• **GIVEN EXERCISE**
Tally the lines below that contain "journey". The number is the whole answer.

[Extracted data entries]
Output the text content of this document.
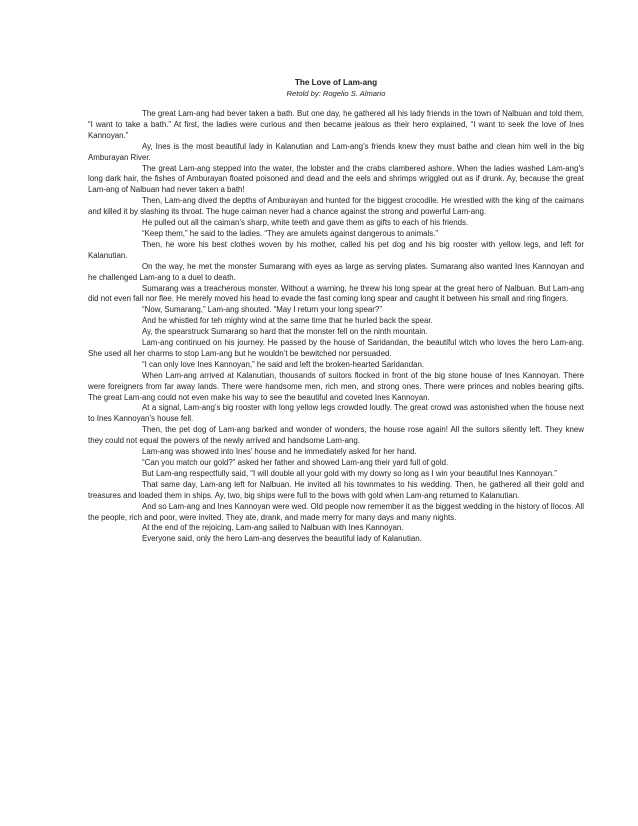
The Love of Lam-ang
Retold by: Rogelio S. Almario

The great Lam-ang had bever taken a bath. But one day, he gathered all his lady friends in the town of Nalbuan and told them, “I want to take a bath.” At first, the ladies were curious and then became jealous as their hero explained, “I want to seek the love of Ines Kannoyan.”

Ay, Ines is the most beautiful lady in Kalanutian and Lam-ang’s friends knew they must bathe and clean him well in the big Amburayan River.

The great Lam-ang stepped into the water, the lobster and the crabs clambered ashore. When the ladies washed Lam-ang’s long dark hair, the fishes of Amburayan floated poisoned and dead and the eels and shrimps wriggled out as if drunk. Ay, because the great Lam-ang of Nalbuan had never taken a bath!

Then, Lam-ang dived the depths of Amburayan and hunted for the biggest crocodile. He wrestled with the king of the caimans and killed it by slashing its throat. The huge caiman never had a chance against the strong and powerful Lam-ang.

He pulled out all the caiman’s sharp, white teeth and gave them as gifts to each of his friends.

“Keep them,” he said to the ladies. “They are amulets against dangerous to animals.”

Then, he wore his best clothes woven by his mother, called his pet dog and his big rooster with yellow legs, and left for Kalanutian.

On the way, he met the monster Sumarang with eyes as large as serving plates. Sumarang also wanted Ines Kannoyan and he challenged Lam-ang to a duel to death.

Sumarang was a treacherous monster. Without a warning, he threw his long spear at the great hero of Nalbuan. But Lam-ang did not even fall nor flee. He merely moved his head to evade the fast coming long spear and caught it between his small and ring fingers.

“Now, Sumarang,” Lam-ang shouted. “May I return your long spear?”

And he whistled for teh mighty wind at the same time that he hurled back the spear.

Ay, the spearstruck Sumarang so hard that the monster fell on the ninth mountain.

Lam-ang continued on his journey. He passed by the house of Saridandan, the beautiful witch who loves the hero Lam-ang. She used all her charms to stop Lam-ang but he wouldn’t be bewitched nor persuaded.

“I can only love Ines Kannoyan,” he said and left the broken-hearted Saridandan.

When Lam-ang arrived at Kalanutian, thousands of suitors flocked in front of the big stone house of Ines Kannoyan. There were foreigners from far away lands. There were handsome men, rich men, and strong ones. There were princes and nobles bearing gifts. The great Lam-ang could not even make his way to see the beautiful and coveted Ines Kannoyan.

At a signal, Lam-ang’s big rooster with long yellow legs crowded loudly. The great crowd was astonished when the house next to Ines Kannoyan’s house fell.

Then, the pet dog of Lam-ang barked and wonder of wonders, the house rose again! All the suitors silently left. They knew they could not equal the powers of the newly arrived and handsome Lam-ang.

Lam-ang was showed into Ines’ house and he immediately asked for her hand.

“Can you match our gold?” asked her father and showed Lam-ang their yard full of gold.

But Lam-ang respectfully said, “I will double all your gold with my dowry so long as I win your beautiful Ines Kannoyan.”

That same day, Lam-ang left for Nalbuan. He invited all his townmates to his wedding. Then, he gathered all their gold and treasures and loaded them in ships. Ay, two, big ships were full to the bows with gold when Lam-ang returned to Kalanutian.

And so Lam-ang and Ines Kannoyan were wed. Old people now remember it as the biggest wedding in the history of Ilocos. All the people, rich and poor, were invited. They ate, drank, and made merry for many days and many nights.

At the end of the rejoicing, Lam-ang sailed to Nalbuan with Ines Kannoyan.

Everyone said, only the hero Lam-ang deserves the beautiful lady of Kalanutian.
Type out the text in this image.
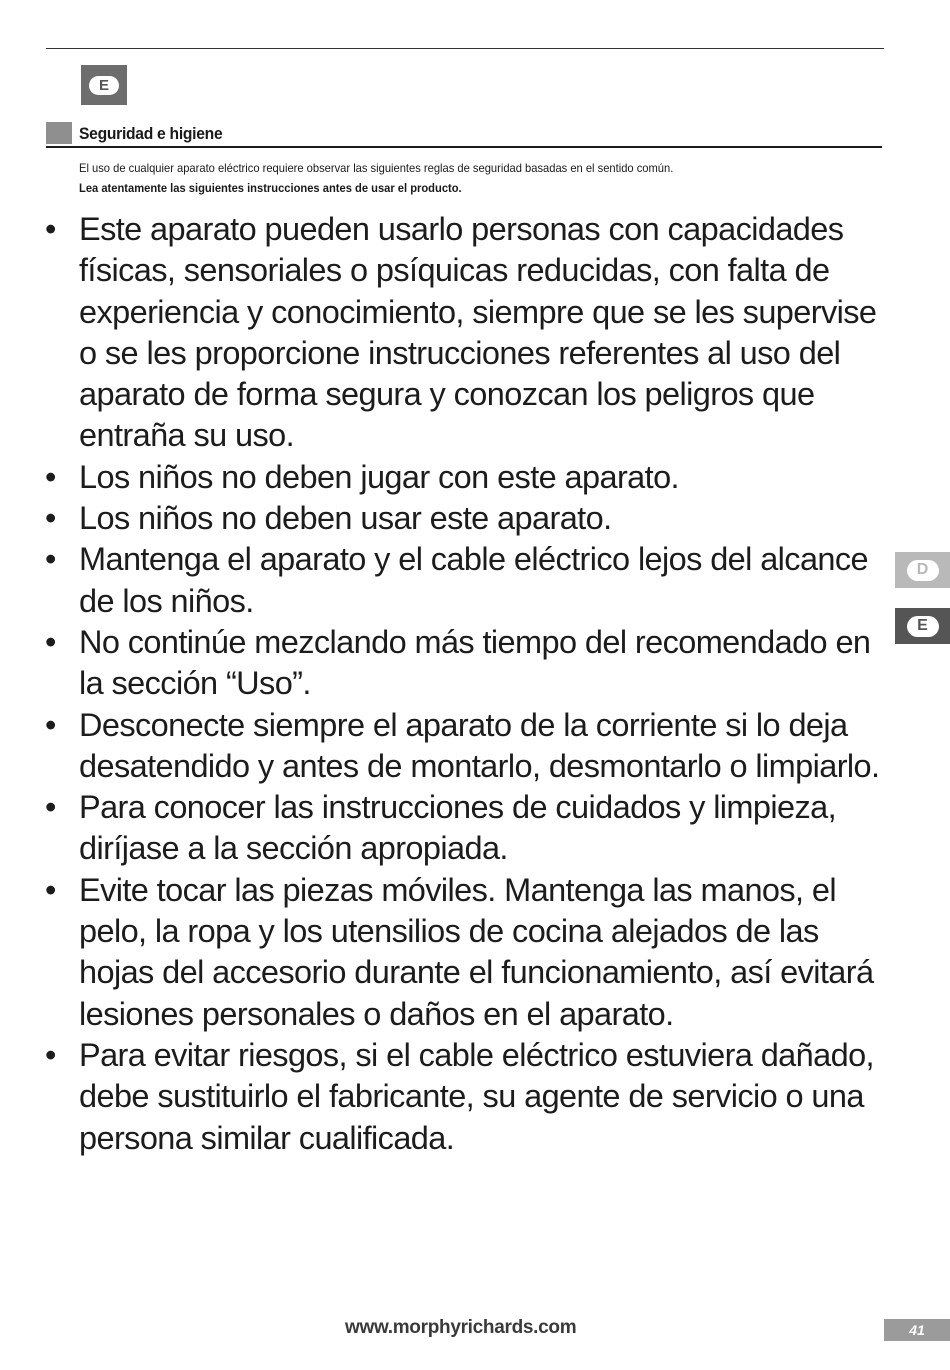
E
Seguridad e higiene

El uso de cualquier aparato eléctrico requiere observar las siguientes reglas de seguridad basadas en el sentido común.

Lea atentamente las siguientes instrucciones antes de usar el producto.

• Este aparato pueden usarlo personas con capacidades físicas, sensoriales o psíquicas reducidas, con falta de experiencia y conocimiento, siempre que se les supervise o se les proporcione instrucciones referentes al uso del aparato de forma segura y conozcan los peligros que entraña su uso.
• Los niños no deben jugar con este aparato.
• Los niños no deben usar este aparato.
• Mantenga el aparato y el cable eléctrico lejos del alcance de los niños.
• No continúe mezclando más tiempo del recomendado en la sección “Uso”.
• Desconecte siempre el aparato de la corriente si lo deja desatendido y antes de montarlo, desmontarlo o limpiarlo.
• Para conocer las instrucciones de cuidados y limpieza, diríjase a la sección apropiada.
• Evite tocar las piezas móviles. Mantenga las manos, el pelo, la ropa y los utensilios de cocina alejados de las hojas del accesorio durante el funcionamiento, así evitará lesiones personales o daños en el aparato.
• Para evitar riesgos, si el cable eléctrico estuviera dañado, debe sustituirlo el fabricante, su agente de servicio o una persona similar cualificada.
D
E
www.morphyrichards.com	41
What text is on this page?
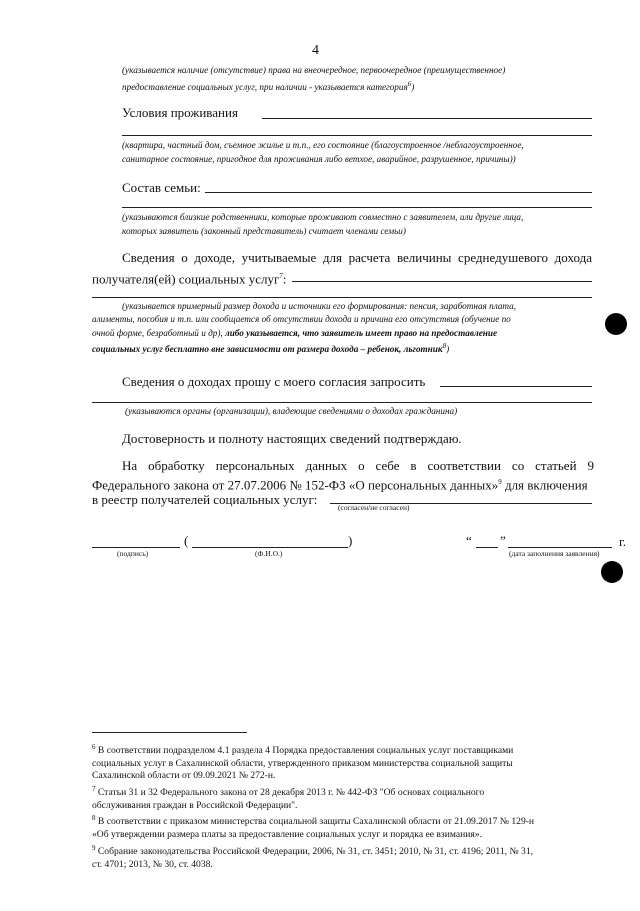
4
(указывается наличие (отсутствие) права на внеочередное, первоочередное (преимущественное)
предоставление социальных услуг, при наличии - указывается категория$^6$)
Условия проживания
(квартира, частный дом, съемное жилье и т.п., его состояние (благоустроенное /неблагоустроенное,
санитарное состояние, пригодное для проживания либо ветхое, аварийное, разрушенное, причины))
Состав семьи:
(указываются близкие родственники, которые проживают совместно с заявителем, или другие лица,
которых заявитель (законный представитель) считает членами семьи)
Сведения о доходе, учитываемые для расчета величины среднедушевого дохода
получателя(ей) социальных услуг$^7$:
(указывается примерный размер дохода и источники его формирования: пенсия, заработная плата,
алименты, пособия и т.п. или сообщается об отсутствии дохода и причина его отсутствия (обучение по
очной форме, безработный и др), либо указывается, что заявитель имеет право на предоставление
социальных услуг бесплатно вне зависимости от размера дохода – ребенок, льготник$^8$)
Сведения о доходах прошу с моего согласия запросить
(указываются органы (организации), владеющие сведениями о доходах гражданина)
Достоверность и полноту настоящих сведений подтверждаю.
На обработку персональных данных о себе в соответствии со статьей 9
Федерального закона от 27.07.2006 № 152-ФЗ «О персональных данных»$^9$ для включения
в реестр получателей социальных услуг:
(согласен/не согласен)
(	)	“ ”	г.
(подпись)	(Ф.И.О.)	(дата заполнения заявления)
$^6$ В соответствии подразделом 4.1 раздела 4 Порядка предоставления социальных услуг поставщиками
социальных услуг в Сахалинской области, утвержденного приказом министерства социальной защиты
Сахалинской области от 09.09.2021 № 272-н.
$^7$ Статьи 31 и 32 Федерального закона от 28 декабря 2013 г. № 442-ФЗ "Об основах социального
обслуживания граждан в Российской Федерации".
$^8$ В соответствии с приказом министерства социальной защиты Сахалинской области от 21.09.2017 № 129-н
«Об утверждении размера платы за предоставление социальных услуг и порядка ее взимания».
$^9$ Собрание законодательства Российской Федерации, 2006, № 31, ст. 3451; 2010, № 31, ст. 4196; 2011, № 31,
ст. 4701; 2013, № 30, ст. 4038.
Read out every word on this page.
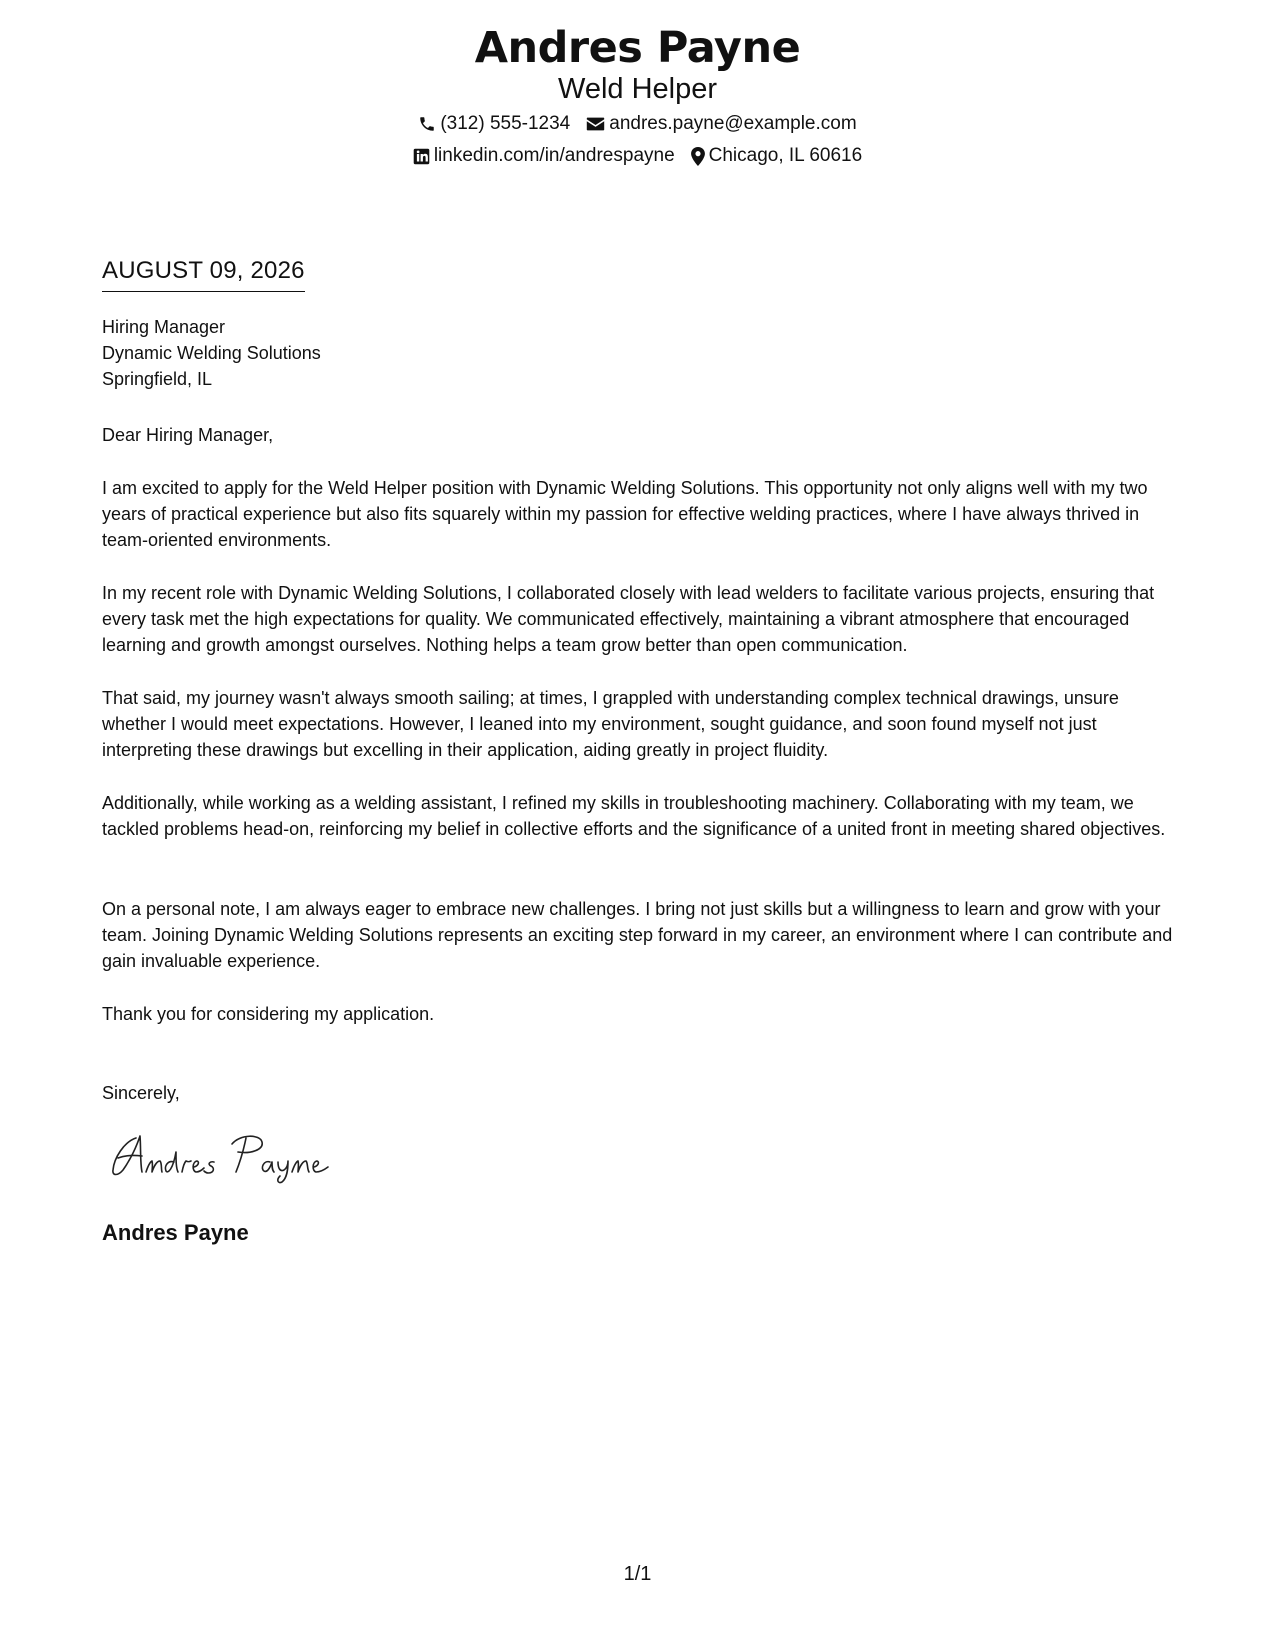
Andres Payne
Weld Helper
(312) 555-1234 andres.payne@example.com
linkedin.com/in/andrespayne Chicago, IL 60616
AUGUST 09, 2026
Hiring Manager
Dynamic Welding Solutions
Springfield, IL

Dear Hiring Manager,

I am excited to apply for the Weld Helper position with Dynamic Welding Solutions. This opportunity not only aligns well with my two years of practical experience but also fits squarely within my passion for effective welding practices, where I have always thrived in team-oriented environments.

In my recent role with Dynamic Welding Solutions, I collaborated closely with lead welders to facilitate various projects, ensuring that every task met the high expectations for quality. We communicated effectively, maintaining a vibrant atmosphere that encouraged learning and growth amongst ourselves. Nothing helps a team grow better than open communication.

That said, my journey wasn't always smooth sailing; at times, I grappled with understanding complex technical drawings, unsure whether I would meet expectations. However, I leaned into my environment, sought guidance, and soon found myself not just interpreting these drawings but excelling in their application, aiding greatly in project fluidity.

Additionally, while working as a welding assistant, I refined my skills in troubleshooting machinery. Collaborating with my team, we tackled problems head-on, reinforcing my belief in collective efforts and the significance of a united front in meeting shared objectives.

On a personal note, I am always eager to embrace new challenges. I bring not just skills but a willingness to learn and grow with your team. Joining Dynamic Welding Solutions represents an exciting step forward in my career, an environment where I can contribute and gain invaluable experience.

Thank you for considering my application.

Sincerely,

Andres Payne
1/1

• **THE REPLY**
2